Aim: Locate each line holding the string "this" and copy it.

=== Data shown ===

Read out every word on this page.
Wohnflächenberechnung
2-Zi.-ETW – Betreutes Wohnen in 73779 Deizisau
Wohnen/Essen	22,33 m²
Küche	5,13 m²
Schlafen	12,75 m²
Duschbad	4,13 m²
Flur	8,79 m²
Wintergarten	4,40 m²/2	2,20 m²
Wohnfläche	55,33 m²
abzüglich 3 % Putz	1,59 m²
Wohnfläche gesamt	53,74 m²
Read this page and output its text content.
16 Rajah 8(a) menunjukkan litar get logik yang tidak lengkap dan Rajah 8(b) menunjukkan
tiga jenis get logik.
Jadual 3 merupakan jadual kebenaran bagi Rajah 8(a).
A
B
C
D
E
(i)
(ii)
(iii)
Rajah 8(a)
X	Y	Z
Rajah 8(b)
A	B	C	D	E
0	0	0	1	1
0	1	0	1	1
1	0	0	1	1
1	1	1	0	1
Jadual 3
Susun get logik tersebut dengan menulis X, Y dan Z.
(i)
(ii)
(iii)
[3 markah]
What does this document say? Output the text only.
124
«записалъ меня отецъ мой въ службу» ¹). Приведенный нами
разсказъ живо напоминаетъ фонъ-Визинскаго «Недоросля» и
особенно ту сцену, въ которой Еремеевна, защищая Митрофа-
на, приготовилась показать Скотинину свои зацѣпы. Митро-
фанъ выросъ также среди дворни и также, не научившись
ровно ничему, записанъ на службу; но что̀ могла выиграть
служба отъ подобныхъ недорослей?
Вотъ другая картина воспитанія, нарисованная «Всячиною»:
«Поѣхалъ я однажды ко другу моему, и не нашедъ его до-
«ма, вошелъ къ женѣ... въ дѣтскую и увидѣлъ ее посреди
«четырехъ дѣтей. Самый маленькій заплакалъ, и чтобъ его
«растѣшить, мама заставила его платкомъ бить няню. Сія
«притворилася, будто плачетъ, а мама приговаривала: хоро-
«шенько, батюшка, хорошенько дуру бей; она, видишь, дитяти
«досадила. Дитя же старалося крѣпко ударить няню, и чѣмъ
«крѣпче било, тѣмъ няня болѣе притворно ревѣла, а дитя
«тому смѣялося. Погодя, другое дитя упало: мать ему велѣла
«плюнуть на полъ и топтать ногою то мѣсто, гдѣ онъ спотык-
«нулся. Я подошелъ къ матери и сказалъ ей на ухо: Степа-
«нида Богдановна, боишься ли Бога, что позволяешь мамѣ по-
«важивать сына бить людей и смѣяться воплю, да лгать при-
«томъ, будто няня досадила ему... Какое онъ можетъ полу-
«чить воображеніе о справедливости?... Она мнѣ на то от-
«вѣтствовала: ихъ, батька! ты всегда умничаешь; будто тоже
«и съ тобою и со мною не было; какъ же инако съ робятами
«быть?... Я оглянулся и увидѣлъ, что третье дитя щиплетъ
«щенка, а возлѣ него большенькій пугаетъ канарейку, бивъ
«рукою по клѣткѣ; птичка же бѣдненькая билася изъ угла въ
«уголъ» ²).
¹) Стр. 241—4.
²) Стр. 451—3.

===

Expected output:
Read out every word on this page.
Read this page and output its text content.
What does this document say? Output the text only.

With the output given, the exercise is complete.